**Material for the task:**
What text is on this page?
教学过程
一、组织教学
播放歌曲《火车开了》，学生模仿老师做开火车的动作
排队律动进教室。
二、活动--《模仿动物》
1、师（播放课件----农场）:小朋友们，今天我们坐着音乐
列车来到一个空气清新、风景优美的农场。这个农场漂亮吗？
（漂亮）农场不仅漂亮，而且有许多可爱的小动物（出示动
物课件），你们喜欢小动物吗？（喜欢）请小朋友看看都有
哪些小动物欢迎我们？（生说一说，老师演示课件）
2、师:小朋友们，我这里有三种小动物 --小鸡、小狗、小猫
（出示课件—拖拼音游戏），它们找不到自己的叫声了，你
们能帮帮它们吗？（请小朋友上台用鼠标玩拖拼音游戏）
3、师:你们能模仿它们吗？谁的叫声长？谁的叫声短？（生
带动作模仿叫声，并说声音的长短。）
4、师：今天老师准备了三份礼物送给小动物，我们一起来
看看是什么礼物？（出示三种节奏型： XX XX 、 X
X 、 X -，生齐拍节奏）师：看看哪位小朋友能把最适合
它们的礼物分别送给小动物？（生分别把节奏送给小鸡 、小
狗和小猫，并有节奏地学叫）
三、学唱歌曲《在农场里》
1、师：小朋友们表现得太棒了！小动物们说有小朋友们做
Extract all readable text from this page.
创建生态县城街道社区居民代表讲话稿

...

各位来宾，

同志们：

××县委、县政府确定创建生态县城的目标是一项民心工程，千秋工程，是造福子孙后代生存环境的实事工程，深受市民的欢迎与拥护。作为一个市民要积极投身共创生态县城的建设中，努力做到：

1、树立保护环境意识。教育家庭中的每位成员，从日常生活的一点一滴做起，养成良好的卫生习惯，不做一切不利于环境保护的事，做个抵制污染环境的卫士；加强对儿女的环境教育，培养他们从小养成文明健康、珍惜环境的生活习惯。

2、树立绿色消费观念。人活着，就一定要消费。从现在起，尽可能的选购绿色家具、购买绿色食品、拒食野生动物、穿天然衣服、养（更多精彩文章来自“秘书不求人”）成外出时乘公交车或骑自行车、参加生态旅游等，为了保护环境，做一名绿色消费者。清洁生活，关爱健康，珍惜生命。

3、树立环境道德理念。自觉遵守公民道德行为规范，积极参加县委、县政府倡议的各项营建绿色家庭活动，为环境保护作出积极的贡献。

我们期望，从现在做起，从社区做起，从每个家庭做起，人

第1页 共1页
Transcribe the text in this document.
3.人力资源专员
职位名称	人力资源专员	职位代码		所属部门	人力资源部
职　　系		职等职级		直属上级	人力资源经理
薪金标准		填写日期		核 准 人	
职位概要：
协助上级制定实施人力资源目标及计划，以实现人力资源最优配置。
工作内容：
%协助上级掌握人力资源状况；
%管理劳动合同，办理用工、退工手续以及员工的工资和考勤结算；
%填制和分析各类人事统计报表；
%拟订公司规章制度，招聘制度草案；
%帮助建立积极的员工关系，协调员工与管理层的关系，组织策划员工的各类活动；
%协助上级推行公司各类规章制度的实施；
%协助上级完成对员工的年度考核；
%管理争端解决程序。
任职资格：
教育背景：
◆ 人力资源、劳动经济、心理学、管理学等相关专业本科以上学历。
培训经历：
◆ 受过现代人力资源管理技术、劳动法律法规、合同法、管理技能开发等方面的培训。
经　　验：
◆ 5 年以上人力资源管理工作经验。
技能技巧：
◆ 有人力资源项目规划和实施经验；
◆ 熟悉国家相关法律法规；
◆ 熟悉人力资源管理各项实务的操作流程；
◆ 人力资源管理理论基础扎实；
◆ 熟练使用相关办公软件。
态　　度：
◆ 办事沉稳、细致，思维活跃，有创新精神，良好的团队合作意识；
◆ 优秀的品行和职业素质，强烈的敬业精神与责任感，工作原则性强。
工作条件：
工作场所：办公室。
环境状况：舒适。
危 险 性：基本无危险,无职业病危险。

**Work required:** Output every line above without altering anything.

**In response:**
What text is on this page?
教学过程
一、组织教学
播放歌曲《火车开了》，学生模仿老师做开火车的动作
排队律动进教室。
二、活动--《模仿动物》
1、师（播放课件----农场）:小朋友们，今天我们坐着音乐
列车来到一个空气清新、风景优美的农场。这个农场漂亮吗？
（漂亮）农场不仅漂亮，而且有许多可爱的小动物（出示动
物课件），你们喜欢小动物吗？（喜欢）请小朋友看看都有
哪些小动物欢迎我们？（生说一说，老师演示课件）
2、师:小朋友们，我这里有三种小动物 --小鸡、小狗、小猫
（出示课件—拖拼音游戏），它们找不到自己的叫声了，你
们能帮帮它们吗？（请小朋友上台用鼠标玩拖拼音游戏）
3、师:你们能模仿它们吗？谁的叫声长？谁的叫声短？（生
带动作模仿叫声，并说声音的长短。）
4、师：今天老师准备了三份礼物送给小动物，我们一起来
看看是什么礼物？（出示三种节奏型： XX XX 、 X
X 、 X -，生齐拍节奏）师：看看哪位小朋友能把最适合
它们的礼物分别送给小动物？（生分别把节奏送给小鸡 、小
狗和小猫，并有节奏地学叫）
三、学唱歌曲《在农场里》
1、师：小朋友们表现得太棒了！小动物们说有小朋友们做
Extract all readable text from this page.
创建生态县城街道社区居民代表讲话稿

...

各位来宾，

同志们：

××县委、县政府确定创建生态县城的目标是一项民心工程，千秋工程，是造福子孙后代生存环境的实事工程，深受市民的欢迎与拥护。作为一个市民要积极投身共创生态县城的建设中，努力做到：

1、树立保护环境意识。教育家庭中的每位成员，从日常生活的一点一滴做起，养成良好的卫生习惯，不做一切不利于环境保护的事，做个抵制污染环境的卫士；加强对儿女的环境教育，培养他们从小养成文明健康、珍惜环境的生活习惯。

2、树立绿色消费观念。人活着，就一定要消费。从现在起，尽可能的选购绿色家具、购买绿色食品、拒食野生动物、穿天然衣服、养（更多精彩文章来自“秘书不求人”）成外出时乘公交车或骑自行车、参加生态旅游等，为了保护环境，做一名绿色消费者。清洁生活，关爱健康，珍惜生命。

3、树立环境道德理念。自觉遵守公民道德行为规范，积极参加县委、县政府倡议的各项营建绿色家庭活动，为环境保护作出积极的贡献。

我们期望，从现在做起，从社区做起，从每个家庭做起，人

第1页 共1页
Transcribe the text in this document.
3.人力资源专员
职位名称	人力资源专员	职位代码		所属部门	人力资源部
职　　系		职等职级		直属上级	人力资源经理
薪金标准		填写日期		核 准 人	
职位概要：
协助上级制定实施人力资源目标及计划，以实现人力资源最优配置。
工作内容：
%协助上级掌握人力资源状况；
%管理劳动合同，办理用工、退工手续以及员工的工资和考勤结算；
%填制和分析各类人事统计报表；
%拟订公司规章制度，招聘制度草案；
%帮助建立积极的员工关系，协调员工与管理层的关系，组织策划员工的各类活动；
%协助上级推行公司各类规章制度的实施；
%协助上级完成对员工的年度考核；
%管理争端解决程序。
任职资格：
教育背景：
◆ 人力资源、劳动经济、心理学、管理学等相关专业本科以上学历。
培训经历：
◆ 受过现代人力资源管理技术、劳动法律法规、合同法、管理技能开发等方面的培训。
经　　验：
◆ 5 年以上人力资源管理工作经验。
技能技巧：
◆ 有人力资源项目规划和实施经验；
◆ 熟悉国家相关法律法规；
◆ 熟悉人力资源管理各项实务的操作流程；
◆ 人力资源管理理论基础扎实；
◆ 熟练使用相关办公软件。
态　　度：
◆ 办事沉稳、细致，思维活跃，有创新精神，良好的团队合作意识；
◆ 优秀的品行和职业素质，强烈的敬业精神与责任感，工作原则性强。
工作条件：
工作场所：办公室。
环境状况：舒适。
危 险 性：基本无危险,无职业病危险。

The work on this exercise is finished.